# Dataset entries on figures
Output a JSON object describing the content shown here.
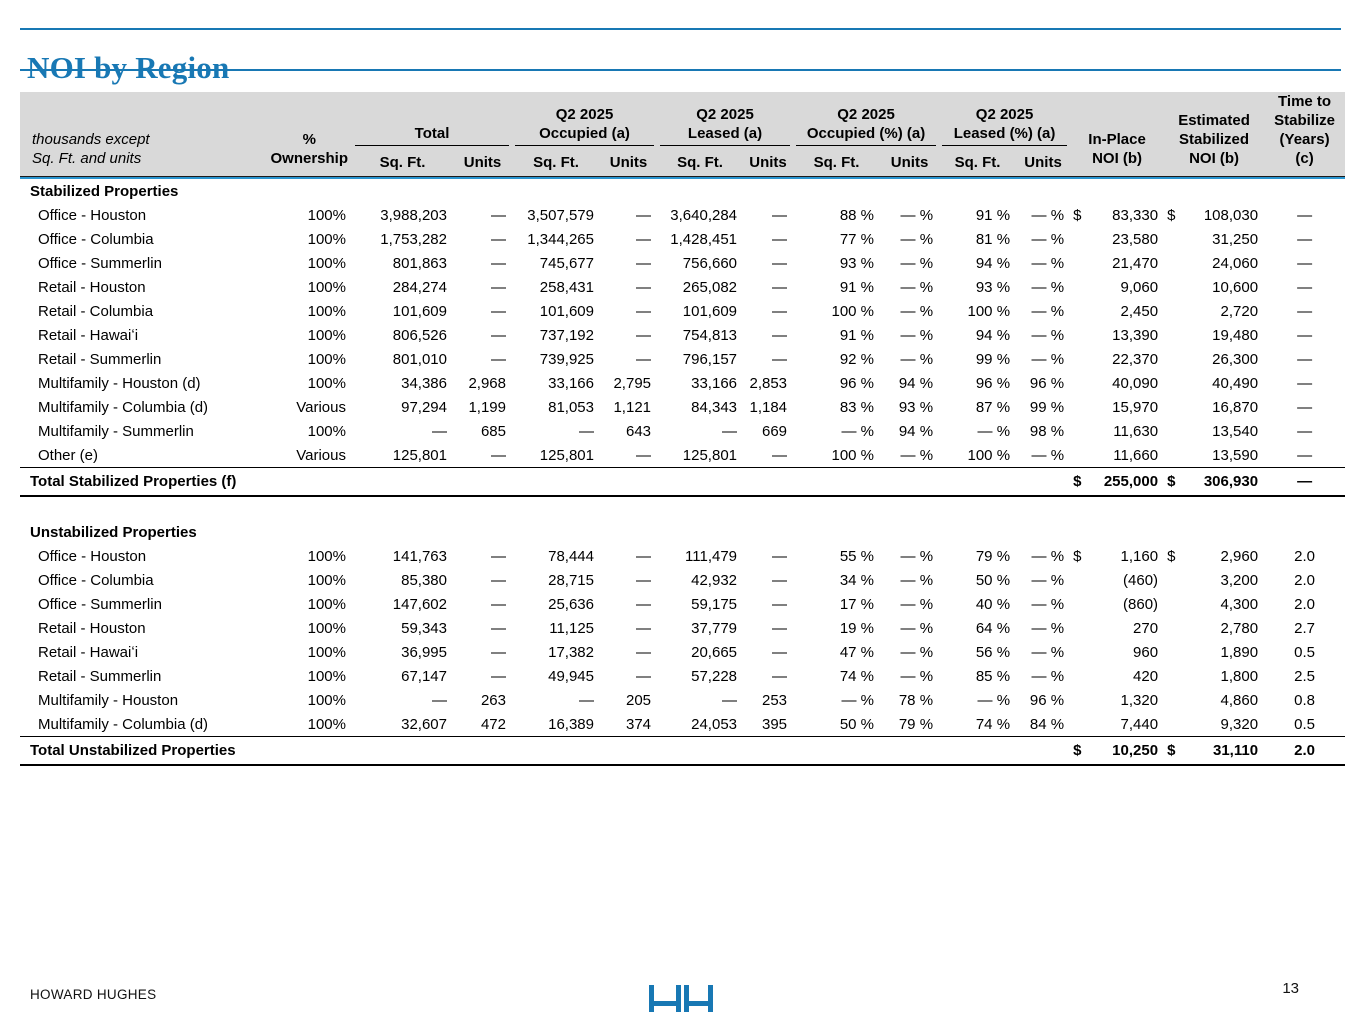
{
  "page": {
    "title": "NOI by Region",
    "accent_color": "#1878b4",
    "header_underline_color": "#2a95d0",
    "header_bg_color": "#d9d9d9",
    "footer": {
      "company": "HOWARD HUGHES",
      "page_number": "13",
      "logo": "hh-logo"
    }
  },
  "table": {
    "note_lines": [
      "thousands except",
      "Sq. Ft. and units"
    ],
    "ownership_header_lines": [
      "%",
      "Ownership"
    ],
    "groups": [
      {
        "label_lines": [
          "Total"
        ],
        "cols": [
          "Sq. Ft.",
          "Units"
        ]
      },
      {
        "label_lines": [
          "Q2 2025",
          "Occupied (a)"
        ],
        "cols": [
          "Sq. Ft.",
          "Units"
        ]
      },
      {
        "label_lines": [
          "Q2 2025",
          "Leased (a)"
        ],
        "cols": [
          "Sq. Ft.",
          "Units"
        ]
      },
      {
        "label_lines": [
          "Q2 2025",
          "Occupied (%) (a)"
        ],
        "cols": [
          "Sq. Ft.",
          "Units"
        ]
      },
      {
        "label_lines": [
          "Q2 2025",
          "Leased (%) (a)"
        ],
        "cols": [
          "Sq. Ft.",
          "Units"
        ]
      }
    ],
    "single_headers": [
      {
        "name": "header-inplace-noi",
        "lines": [
          "In-Place",
          "NOI (b)"
        ]
      },
      {
        "name": "header-estimated-stabilized-noi",
        "lines": [
          "Estimated",
          "Stabilized",
          "NOI (b)"
        ]
      },
      {
        "name": "header-time-to-stabilize",
        "lines": [
          "Time to",
          "Stabilize",
          "(Years)",
          "(c)"
        ]
      }
    ],
    "sections": [
      {
        "title": "Stabilized Properties",
        "gap_after": true,
        "rows": [
          {
            "label": "Office - Houston",
            "own": "100%",
            "cells": [
              "3,988,203",
              "—",
              "3,507,579",
              "—",
              "3,640,284",
              "—",
              "88 %",
              "— %",
              "91 %",
              "— %"
            ],
            "inplace": {
              "d": "$",
              "v": "83,330"
            },
            "est": {
              "d": "$",
              "v": "108,030"
            },
            "time": "—"
          },
          {
            "label": "Office - Columbia",
            "own": "100%",
            "cells": [
              "1,753,282",
              "—",
              "1,344,265",
              "—",
              "1,428,451",
              "—",
              "77 %",
              "— %",
              "81 %",
              "— %"
            ],
            "inplace": {
              "d": "",
              "v": "23,580"
            },
            "est": {
              "d": "",
              "v": "31,250"
            },
            "time": "—"
          },
          {
            "label": "Office - Summerlin",
            "own": "100%",
            "cells": [
              "801,863",
              "—",
              "745,677",
              "—",
              "756,660",
              "—",
              "93 %",
              "— %",
              "94 %",
              "— %"
            ],
            "inplace": {
              "d": "",
              "v": "21,470"
            },
            "est": {
              "d": "",
              "v": "24,060"
            },
            "time": "—"
          },
          {
            "label": "Retail - Houston",
            "own": "100%",
            "cells": [
              "284,274",
              "—",
              "258,431",
              "—",
              "265,082",
              "—",
              "91 %",
              "— %",
              "93 %",
              "— %"
            ],
            "inplace": {
              "d": "",
              "v": "9,060"
            },
            "est": {
              "d": "",
              "v": "10,600"
            },
            "time": "—"
          },
          {
            "label": "Retail - Columbia",
            "own": "100%",
            "cells": [
              "101,609",
              "—",
              "101,609",
              "—",
              "101,609",
              "—",
              "100 %",
              "— %",
              "100 %",
              "— %"
            ],
            "inplace": {
              "d": "",
              "v": "2,450"
            },
            "est": {
              "d": "",
              "v": "2,720"
            },
            "time": "—"
          },
          {
            "label": "Retail - Hawaiʻi",
            "own": "100%",
            "cells": [
              "806,526",
              "—",
              "737,192",
              "—",
              "754,813",
              "—",
              "91 %",
              "— %",
              "94 %",
              "— %"
            ],
            "inplace": {
              "d": "",
              "v": "13,390"
            },
            "est": {
              "d": "",
              "v": "19,480"
            },
            "time": "—"
          },
          {
            "label": "Retail - Summerlin",
            "own": "100%",
            "cells": [
              "801,010",
              "—",
              "739,925",
              "—",
              "796,157",
              "—",
              "92 %",
              "— %",
              "99 %",
              "— %"
            ],
            "inplace": {
              "d": "",
              "v": "22,370"
            },
            "est": {
              "d": "",
              "v": "26,300"
            },
            "time": "—"
          },
          {
            "label": "Multifamily - Houston (d)",
            "own": "100%",
            "cells": [
              "34,386",
              "2,968",
              "33,166",
              "2,795",
              "33,166",
              "2,853",
              "96 %",
              "94 %",
              "96 %",
              "96 %"
            ],
            "inplace": {
              "d": "",
              "v": "40,090"
            },
            "est": {
              "d": "",
              "v": "40,490"
            },
            "time": "—"
          },
          {
            "label": "Multifamily - Columbia (d)",
            "own": "Various",
            "cells": [
              "97,294",
              "1,199",
              "81,053",
              "1,121",
              "84,343",
              "1,184",
              "83 %",
              "93 %",
              "87 %",
              "99 %"
            ],
            "inplace": {
              "d": "",
              "v": "15,970"
            },
            "est": {
              "d": "",
              "v": "16,870"
            },
            "time": "—"
          },
          {
            "label": "Multifamily - Summerlin",
            "own": "100%",
            "cells": [
              "—",
              "685",
              "—",
              "643",
              "—",
              "669",
              "— %",
              "94 %",
              "— %",
              "98 %"
            ],
            "inplace": {
              "d": "",
              "v": "11,630"
            },
            "est": {
              "d": "",
              "v": "13,540"
            },
            "time": "—"
          },
          {
            "label": "Other (e)",
            "own": "Various",
            "cells": [
              "125,801",
              "—",
              "125,801",
              "—",
              "125,801",
              "—",
              "100 %",
              "— %",
              "100 %",
              "— %"
            ],
            "inplace": {
              "d": "",
              "v": "11,660"
            },
            "est": {
              "d": "",
              "v": "13,590"
            },
            "time": "—"
          }
        ],
        "total": {
          "label": "Total Stabilized Properties (f)",
          "inplace": {
            "d": "$",
            "v": "255,000"
          },
          "est": {
            "d": "$",
            "v": "306,930"
          },
          "time": "—"
        }
      },
      {
        "title": "Unstabilized Properties",
        "gap_after": false,
        "rows": [
          {
            "label": "Office - Houston",
            "own": "100%",
            "cells": [
              "141,763",
              "—",
              "78,444",
              "—",
              "111,479",
              "—",
              "55 %",
              "— %",
              "79 %",
              "— %"
            ],
            "inplace": {
              "d": "$",
              "v": "1,160"
            },
            "est": {
              "d": "$",
              "v": "2,960"
            },
            "time": "2.0"
          },
          {
            "label": "Office - Columbia",
            "own": "100%",
            "cells": [
              "85,380",
              "—",
              "28,715",
              "—",
              "42,932",
              "—",
              "34 %",
              "— %",
              "50 %",
              "— %"
            ],
            "inplace": {
              "d": "",
              "v": "(460)"
            },
            "est": {
              "d": "",
              "v": "3,200"
            },
            "time": "2.0"
          },
          {
            "label": "Office - Summerlin",
            "own": "100%",
            "cells": [
              "147,602",
              "—",
              "25,636",
              "—",
              "59,175",
              "—",
              "17 %",
              "— %",
              "40 %",
              "— %"
            ],
            "inplace": {
              "d": "",
              "v": "(860)"
            },
            "est": {
              "d": "",
              "v": "4,300"
            },
            "time": "2.0"
          },
          {
            "label": "Retail - Houston",
            "own": "100%",
            "cells": [
              "59,343",
              "—",
              "11,125",
              "—",
              "37,779",
              "—",
              "19 %",
              "— %",
              "64 %",
              "— %"
            ],
            "inplace": {
              "d": "",
              "v": "270"
            },
            "est": {
              "d": "",
              "v": "2,780"
            },
            "time": "2.7"
          },
          {
            "label": "Retail - Hawaiʻi",
            "own": "100%",
            "cells": [
              "36,995",
              "—",
              "17,382",
              "—",
              "20,665",
              "—",
              "47 %",
              "— %",
              "56 %",
              "— %"
            ],
            "inplace": {
              "d": "",
              "v": "960"
            },
            "est": {
              "d": "",
              "v": "1,890"
            },
            "time": "0.5"
          },
          {
            "label": "Retail - Summerlin",
            "own": "100%",
            "cells": [
              "67,147",
              "—",
              "49,945",
              "—",
              "57,228",
              "—",
              "74 %",
              "— %",
              "85 %",
              "— %"
            ],
            "inplace": {
              "d": "",
              "v": "420"
            },
            "est": {
              "d": "",
              "v": "1,800"
            },
            "time": "2.5"
          },
          {
            "label": "Multifamily - Houston",
            "own": "100%",
            "cells": [
              "—",
              "263",
              "—",
              "205",
              "—",
              "253",
              "— %",
              "78 %",
              "— %",
              "96 %"
            ],
            "inplace": {
              "d": "",
              "v": "1,320"
            },
            "est": {
              "d": "",
              "v": "4,860"
            },
            "time": "0.8"
          },
          {
            "label": "Multifamily - Columbia (d)",
            "own": "100%",
            "cells": [
              "32,607",
              "472",
              "16,389",
              "374",
              "24,053",
              "395",
              "50 %",
              "79 %",
              "74 %",
              "84 %"
            ],
            "inplace": {
              "d": "",
              "v": "7,440"
            },
            "est": {
              "d": "",
              "v": "9,320"
            },
            "time": "0.5"
          }
        ],
        "total": {
          "label": "Total Unstabilized Properties",
          "inplace": {
            "d": "$",
            "v": "10,250"
          },
          "est": {
            "d": "$",
            "v": "31,110"
          },
          "time": "2.0"
        }
      }
    ]
  }
}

# Goal of the exercise
Return each line with "Multifamily".

# Solution
            "label": "Multifamily - Houston (d)",
            "label": "Multifamily - Columbia (d)",
            "label": "Multifamily - Summerlin",
            "label": "Multifamily - Houston",
            "label": "Multifamily - Columbia (d)",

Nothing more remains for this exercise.